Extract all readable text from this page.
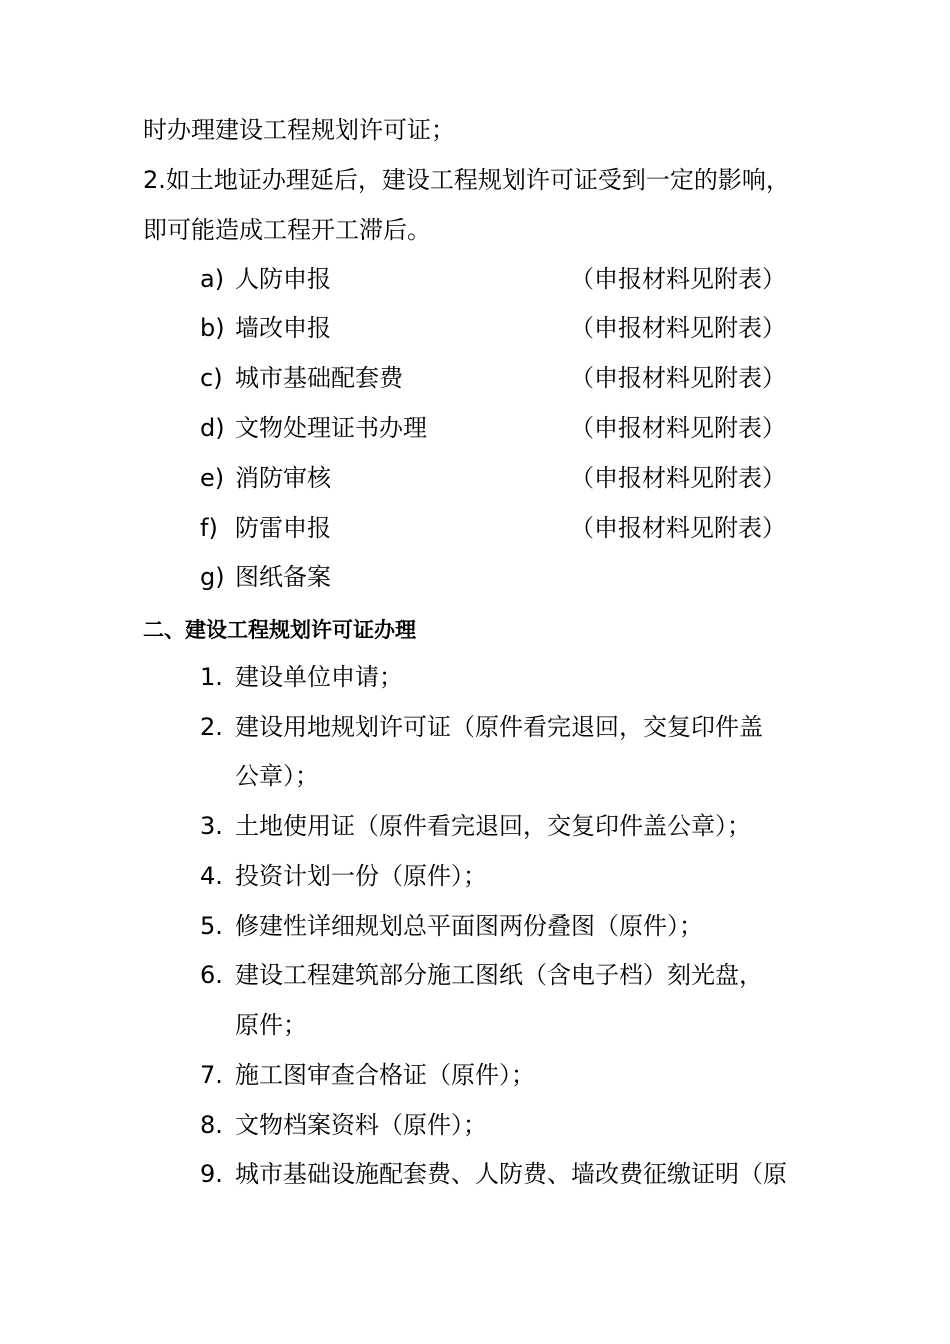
时办理建设工程规划许可证；
2.如土地证办理延后，建设工程规划许可证受到一定的影响，
即可能造成工程开工滞后。
a) 人防申报	（申报材料见附表）
b) 墙改申报	（申报材料见附表）
c) 城市基础配套费	（申报材料见附表）
d) 文物处理证书办理	（申报材料见附表）
e) 消防审核	（申报材料见附表）
f) 防雷申报	（申报材料见附表）
g) 图纸备案
二、建设工程规划许可证办理
1. 建设单位申请；
2. 建设用地规划许可证（原件看完退回，交复印件盖
公章）；
3. 土地使用证（原件看完退回，交复印件盖公章）；
4. 投资计划一份（原件）；
5. 修建性详细规划总平面图两份叠图（原件）；
6. 建设工程建筑部分施工图纸（含电子档）刻光盘，
原件；
7. 施工图审查合格证（原件）；
8. 文物档案资料（原件）；
9. 城市基础设施配套费、人防费、墙改费征缴证明（原
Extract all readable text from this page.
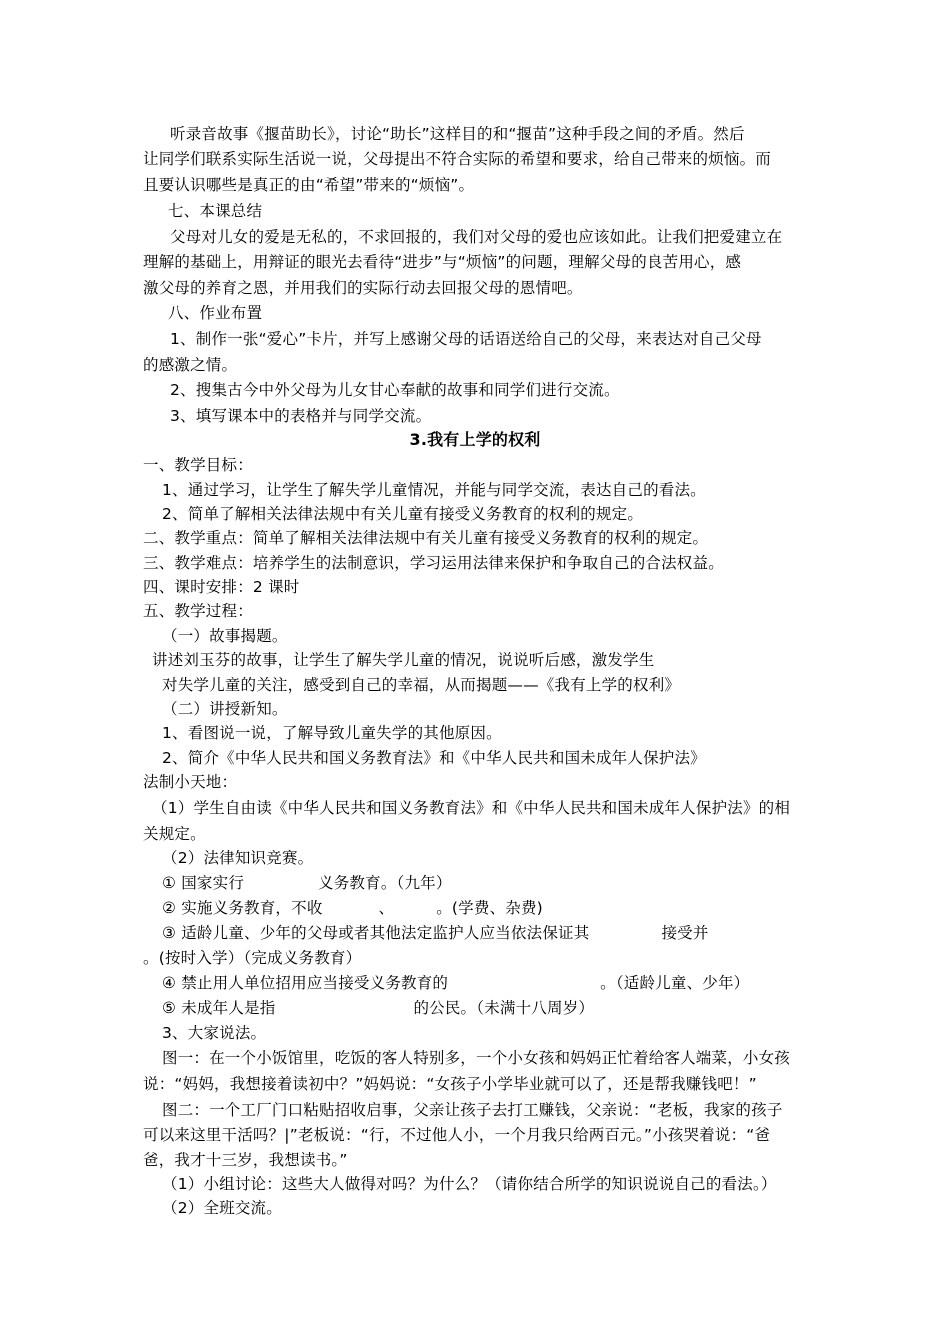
听录音故事《揠苗助长》，讨论“助长”这样目的和“揠苗”这种手段之间的矛盾。然后
让同学们联系实际生活说一说，父母提出不符合实际的希望和要求，给自己带来的烦恼。而
且要认识哪些是真正的由“希望”带来的“烦恼”。
七、本课总结
父母对儿女的爱是无私的，不求回报的，我们对父母的爱也应该如此。让我们把爱建立在
理解的基础上，用辩证的眼光去看待“进步”与“烦恼”的问题，理解父母的良苦用心，感
激父母的养育之恩，并用我们的实际行动去回报父母的恩情吧。
八、作业布置
1、制作一张“爱心”卡片，并写上感谢父母的话语送给自己的父母，来表达对自己父母
的感激之情。
2、搜集古今中外父母为儿女甘心奉献的故事和同学们进行交流。
3、填写课本中的表格并与同学交流。
3.我有上学的权利
一、教学目标：
1、通过学习，让学生了解失学儿童情况，并能与同学交流，表达自己的看法。
2、简单了解相关法律法规中有关儿童有接受义务教育的权利的规定。
二、教学重点：简单了解相关法律法规中有关儿童有接受义务教育的权利的规定。
三、教学难点：培养学生的法制意识，学习运用法律来保护和争取自己的合法权益。
四、课时安排：2 课时
五、教学过程：
（一）故事揭题。
讲述刘玉芬的故事，让学生了解失学儿童的情况，说说听后感，激发学生
对失学儿童的关注，感受到自己的幸福，从而揭题——《我有上学的权利》
（二）讲授新知。
1、看图说一说，了解导致儿童失学的其他原因。
2、简介《中华人民共和国义务教育法》和《中华人民共和国未成年人保护法》
法制小天地：
（1）学生自由读《中华人民共和国义务教育法》和《中华人民共和国未成年人保护法》的相
关规定。
（2）法律知识竞赛。
① 国家实行	义务教育。（九年）
② 实施义务教育，不收	、	。(学费、杂费)
③ 适龄儿童、少年的父母或者其他法定监护人应当依法保证其	接受并
。(按时入学）（完成义务教育）
④ 禁止用人单位招用应当接受义务教育的	。（适龄儿童、少年）
⑤ 未成年人是指	的公民。（未满十八周岁）
3、大家说法。
图一：在一个小饭馆里，吃饭的客人特别多，一个小女孩和妈妈正忙着给客人端菜，小女孩
说：“妈妈，我想接着读初中？”妈妈说：“女孩子小学毕业就可以了，还是帮我赚钱吧！”
图二：一个工厂门口粘贴招收启事，父亲让孩子去打工赚钱，父亲说：“老板，我家的孩子
可以来这里干活吗？|”老板说：“行，不过他人小，一个月我只给两百元。”小孩哭着说：“爸
爸，我才十三岁，我想读书。”
（1）小组讨论：这些大人做得对吗？为什么？（请你结合所学的知识说说自己的看法。）
（2）全班交流。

Given request: Return every line of the records exactly as given, pictures excluded.

Result:
Extract all readable text from this page.
时办理建设工程规划许可证；
2.如土地证办理延后，建设工程规划许可证受到一定的影响，
即可能造成工程开工滞后。
a) 人防申报	（申报材料见附表）
b) 墙改申报	（申报材料见附表）
c) 城市基础配套费	（申报材料见附表）
d) 文物处理证书办理	（申报材料见附表）
e) 消防审核	（申报材料见附表）
f) 防雷申报	（申报材料见附表）
g) 图纸备案
二、建设工程规划许可证办理
1. 建设单位申请；
2. 建设用地规划许可证（原件看完退回，交复印件盖
公章）；
3. 土地使用证（原件看完退回，交复印件盖公章）；
4. 投资计划一份（原件）；
5. 修建性详细规划总平面图两份叠图（原件）；
6. 建设工程建筑部分施工图纸（含电子档）刻光盘，
原件；
7. 施工图审查合格证（原件）；
8. 文物档案资料（原件）；
9. 城市基础设施配套费、人防费、墙改费征缴证明（原
Extract all readable text from this page.
听录音故事《揠苗助长》，讨论“助长”这样目的和“揠苗”这种手段之间的矛盾。然后
让同学们联系实际生活说一说，父母提出不符合实际的希望和要求，给自己带来的烦恼。而
且要认识哪些是真正的由“希望”带来的“烦恼”。
七、本课总结
父母对儿女的爱是无私的，不求回报的，我们对父母的爱也应该如此。让我们把爱建立在
理解的基础上，用辩证的眼光去看待“进步”与“烦恼”的问题，理解父母的良苦用心，感
激父母的养育之恩，并用我们的实际行动去回报父母的恩情吧。
八、作业布置
1、制作一张“爱心”卡片，并写上感谢父母的话语送给自己的父母，来表达对自己父母
的感激之情。
2、搜集古今中外父母为儿女甘心奉献的故事和同学们进行交流。
3、填写课本中的表格并与同学交流。
3.我有上学的权利
一、教学目标：
1、通过学习，让学生了解失学儿童情况，并能与同学交流，表达自己的看法。
2、简单了解相关法律法规中有关儿童有接受义务教育的权利的规定。
二、教学重点：简单了解相关法律法规中有关儿童有接受义务教育的权利的规定。
三、教学难点：培养学生的法制意识，学习运用法律来保护和争取自己的合法权益。
四、课时安排：2 课时
五、教学过程：
（一）故事揭题。
讲述刘玉芬的故事，让学生了解失学儿童的情况，说说听后感，激发学生
对失学儿童的关注，感受到自己的幸福，从而揭题——《我有上学的权利》
（二）讲授新知。
1、看图说一说，了解导致儿童失学的其他原因。
2、简介《中华人民共和国义务教育法》和《中华人民共和国未成年人保护法》
法制小天地：
（1）学生自由读《中华人民共和国义务教育法》和《中华人民共和国未成年人保护法》的相
关规定。
（2）法律知识竞赛。
① 国家实行	义务教育。（九年）
② 实施义务教育，不收	、	。(学费、杂费)
③ 适龄儿童、少年的父母或者其他法定监护人应当依法保证其	接受并
。(按时入学）（完成义务教育）
④ 禁止用人单位招用应当接受义务教育的	。（适龄儿童、少年）
⑤ 未成年人是指	的公民。（未满十八周岁）
3、大家说法。
图一：在一个小饭馆里，吃饭的客人特别多，一个小女孩和妈妈正忙着给客人端菜，小女孩
说：“妈妈，我想接着读初中？”妈妈说：“女孩子小学毕业就可以了，还是帮我赚钱吧！”
图二：一个工厂门口粘贴招收启事，父亲让孩子去打工赚钱，父亲说：“老板，我家的孩子
可以来这里干活吗？|”老板说：“行，不过他人小，一个月我只给两百元。”小孩哭着说：“爸
爸，我才十三岁，我想读书。”
（1）小组讨论：这些大人做得对吗？为什么？（请你结合所学的知识说说自己的看法。）
（2）全班交流。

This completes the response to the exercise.